DATASET ROWS |

::::::::::

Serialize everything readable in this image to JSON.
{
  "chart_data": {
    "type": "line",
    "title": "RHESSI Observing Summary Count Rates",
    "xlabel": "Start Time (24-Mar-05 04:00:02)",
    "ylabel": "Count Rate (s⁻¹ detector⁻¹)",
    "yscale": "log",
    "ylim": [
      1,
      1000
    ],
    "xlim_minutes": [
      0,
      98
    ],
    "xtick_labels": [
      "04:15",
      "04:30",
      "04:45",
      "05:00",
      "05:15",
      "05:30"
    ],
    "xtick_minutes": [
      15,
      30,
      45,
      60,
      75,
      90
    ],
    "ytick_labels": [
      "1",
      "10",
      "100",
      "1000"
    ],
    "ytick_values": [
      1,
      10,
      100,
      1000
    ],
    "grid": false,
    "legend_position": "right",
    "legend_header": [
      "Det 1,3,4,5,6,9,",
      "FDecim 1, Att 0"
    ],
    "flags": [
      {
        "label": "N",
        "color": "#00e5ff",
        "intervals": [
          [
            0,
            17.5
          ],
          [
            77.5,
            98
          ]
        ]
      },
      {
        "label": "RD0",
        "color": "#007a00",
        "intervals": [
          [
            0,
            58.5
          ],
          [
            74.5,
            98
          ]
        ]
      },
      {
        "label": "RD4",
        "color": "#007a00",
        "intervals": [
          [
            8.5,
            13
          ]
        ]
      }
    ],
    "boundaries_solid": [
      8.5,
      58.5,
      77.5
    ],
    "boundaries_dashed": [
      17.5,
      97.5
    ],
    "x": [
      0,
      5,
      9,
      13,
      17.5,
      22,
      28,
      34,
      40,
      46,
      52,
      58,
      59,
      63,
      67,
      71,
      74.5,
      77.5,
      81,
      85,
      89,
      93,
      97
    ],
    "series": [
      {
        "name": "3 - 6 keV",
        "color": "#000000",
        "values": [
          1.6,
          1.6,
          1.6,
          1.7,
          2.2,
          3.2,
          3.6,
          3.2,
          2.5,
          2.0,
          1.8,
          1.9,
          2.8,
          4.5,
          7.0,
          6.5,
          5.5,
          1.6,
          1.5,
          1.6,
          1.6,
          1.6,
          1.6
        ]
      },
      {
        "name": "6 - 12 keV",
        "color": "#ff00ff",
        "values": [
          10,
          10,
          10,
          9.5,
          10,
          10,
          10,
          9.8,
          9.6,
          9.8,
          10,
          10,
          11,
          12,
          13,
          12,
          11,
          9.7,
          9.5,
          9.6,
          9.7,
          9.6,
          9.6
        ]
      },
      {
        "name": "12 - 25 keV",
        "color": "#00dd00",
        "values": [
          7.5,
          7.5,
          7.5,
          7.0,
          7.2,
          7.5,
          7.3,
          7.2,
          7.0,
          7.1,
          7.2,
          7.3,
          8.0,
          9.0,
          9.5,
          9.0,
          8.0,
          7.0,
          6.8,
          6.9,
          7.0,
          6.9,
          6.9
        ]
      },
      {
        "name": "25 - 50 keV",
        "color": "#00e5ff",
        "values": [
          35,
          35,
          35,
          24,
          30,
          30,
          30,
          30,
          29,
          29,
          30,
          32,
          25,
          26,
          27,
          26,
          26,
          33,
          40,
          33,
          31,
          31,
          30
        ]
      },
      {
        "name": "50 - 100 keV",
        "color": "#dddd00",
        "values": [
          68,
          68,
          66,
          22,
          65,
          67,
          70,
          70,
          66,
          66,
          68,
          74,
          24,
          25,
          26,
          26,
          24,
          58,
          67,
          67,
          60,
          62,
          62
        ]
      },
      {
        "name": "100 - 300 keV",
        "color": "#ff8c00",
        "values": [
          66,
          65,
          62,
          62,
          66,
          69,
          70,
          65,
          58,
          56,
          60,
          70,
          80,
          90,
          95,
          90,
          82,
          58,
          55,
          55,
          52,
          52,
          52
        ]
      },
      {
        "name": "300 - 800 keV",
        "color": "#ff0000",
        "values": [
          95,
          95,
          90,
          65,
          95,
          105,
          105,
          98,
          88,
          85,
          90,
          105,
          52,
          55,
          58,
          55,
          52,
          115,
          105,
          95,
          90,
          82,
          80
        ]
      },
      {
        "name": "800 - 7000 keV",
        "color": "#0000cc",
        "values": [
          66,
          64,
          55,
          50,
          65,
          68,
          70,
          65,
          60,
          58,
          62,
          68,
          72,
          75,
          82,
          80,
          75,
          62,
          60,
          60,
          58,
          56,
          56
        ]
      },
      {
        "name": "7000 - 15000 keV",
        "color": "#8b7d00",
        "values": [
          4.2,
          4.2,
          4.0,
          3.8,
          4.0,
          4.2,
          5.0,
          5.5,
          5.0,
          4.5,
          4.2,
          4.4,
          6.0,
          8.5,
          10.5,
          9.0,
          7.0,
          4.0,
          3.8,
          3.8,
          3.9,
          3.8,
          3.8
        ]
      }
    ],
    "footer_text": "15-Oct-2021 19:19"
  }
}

::::::::::

EXERCISE OBJECTIVE | All of the entries need to be reproduced exactly; please write them out.

SOLUTION TO THIS TASK |
Serialize everything readable in this image to JSON.
{
  "chart_data": {
    "type": "line",
    "title": "RHESSI Observing Summary Count Rates",
    "xlabel": "Start Time (24-Mar-05 04:00:02)",
    "ylabel": "Count Rate (s⁻¹ detector⁻¹)",
    "yscale": "log",
    "ylim": [
      1,
      1000
    ],
    "xlim_minutes": [
      0,
      98
    ],
    "xtick_labels": [
      "04:15",
      "04:30",
      "04:45",
      "05:00",
      "05:15",
      "05:30"
    ],
    "xtick_minutes": [
      15,
      30,
      45,
      60,
      75,
      90
    ],
    "ytick_labels": [
      "1",
      "10",
      "100",
      "1000"
    ],
    "ytick_values": [
      1,
      10,
      100,
      1000
    ],
    "grid": false,
    "legend_position": "right",
    "legend_header": [
      "Det 1,3,4,5,6,9,",
      "FDecim 1, Att 0"
    ],
    "flags": [
      {
        "label": "N",
        "color": "#00e5ff",
        "intervals": [
          [
            0,
            17.5
          ],
          [
            77.5,
            98
          ]
        ]
      },
      {
        "label": "RD0",
        "color": "#007a00",
        "intervals": [
          [
            0,
            58.5
          ],
          [
            74.5,
            98
          ]
        ]
      },
      {
        "label": "RD4",
        "color": "#007a00",
        "intervals": [
          [
            8.5,
            13
          ]
        ]
      }
    ],
    "boundaries_solid": [
      8.5,
      58.5,
      77.5
    ],
    "boundaries_dashed": [
      17.5,
      97.5
    ],
    "x": [
      0,
      5,
      9,
      13,
      17.5,
      22,
      28,
      34,
      40,
      46,
      52,
      58,
      59,
      63,
      67,
      71,
      74.5,
      77.5,
      81,
      85,
      89,
      93,
      97
    ],
    "series": [
      {
        "name": "3 - 6 keV",
        "color": "#000000",
        "values": [
          1.6,
          1.6,
          1.6,
          1.7,
          2.2,
          3.2,
          3.6,
          3.2,
          2.5,
          2.0,
          1.8,
          1.9,
          2.8,
          4.5,
          7.0,
          6.5,
          5.5,
          1.6,
          1.5,
          1.6,
          1.6,
          1.6,
          1.6
        ]
      },
      {
        "name": "6 - 12 keV",
        "color": "#ff00ff",
        "values": [
          10,
          10,
          10,
          9.5,
          10,
          10,
          10,
          9.8,
          9.6,
          9.8,
          10,
          10,
          11,
          12,
          13,
          12,
          11,
          9.7,
          9.5,
          9.6,
          9.7,
          9.6,
          9.6
        ]
      },
      {
        "name": "12 - 25 keV",
        "color": "#00dd00",
        "values": [
          7.5,
          7.5,
          7.5,
          7.0,
          7.2,
          7.5,
          7.3,
          7.2,
          7.0,
          7.1,
          7.2,
          7.3,
          8.0,
          9.0,
          9.5,
          9.0,
          8.0,
          7.0,
          6.8,
          6.9,
          7.0,
          6.9,
          6.9
        ]
      },
      {
        "name": "25 - 50 keV",
        "color": "#00e5ff",
        "values": [
          35,
          35,
          35,
          24,
          30,
          30,
          30,
          30,
          29,
          29,
          30,
          32,
          25,
          26,
          27,
          26,
          26,
          33,
          40,
          33,
          31,
          31,
          30
        ]
      },
      {
        "name": "50 - 100 keV",
        "color": "#dddd00",
        "values": [
          68,
          68,
          66,
          22,
          65,
          67,
          70,
          70,
          66,
          66,
          68,
          74,
          24,
          25,
          26,
          26,
          24,
          58,
          67,
          67,
          60,
          62,
          62
        ]
      },
      {
        "name": "100 - 300 keV",
        "color": "#ff8c00",
        "values": [
          66,
          65,
          62,
          62,
          66,
          69,
          70,
          65,
          58,
          56,
          60,
          70,
          80,
          90,
          95,
          90,
          82,
          58,
          55,
          55,
          52,
          52,
          52
        ]
      },
      {
        "name": "300 - 800 keV",
        "color": "#ff0000",
        "values": [
          95,
          95,
          90,
          65,
          95,
          105,
          105,
          98,
          88,
          85,
          90,
          105,
          52,
          55,
          58,
          55,
          52,
          115,
          105,
          95,
          90,
          82,
          80
        ]
      },
      {
        "name": "800 - 7000 keV",
        "color": "#0000cc",
        "values": [
          66,
          64,
          55,
          50,
          65,
          68,
          70,
          65,
          60,
          58,
          62,
          68,
          72,
          75,
          82,
          80,
          75,
          62,
          60,
          60,
          58,
          56,
          56
        ]
      },
      {
        "name": "7000 - 15000 keV",
        "color": "#8b7d00",
        "values": [
          4.2,
          4.2,
          4.0,
          3.8,
          4.0,
          4.2,
          5.0,
          5.5,
          5.0,
          4.5,
          4.2,
          4.4,
          6.0,
          8.5,
          10.5,
          9.0,
          7.0,
          4.0,
          3.8,
          3.8,
          3.9,
          3.8,
          3.8
        ]
      }
    ],
    "footer_text": "15-Oct-2021 19:19"
  }
}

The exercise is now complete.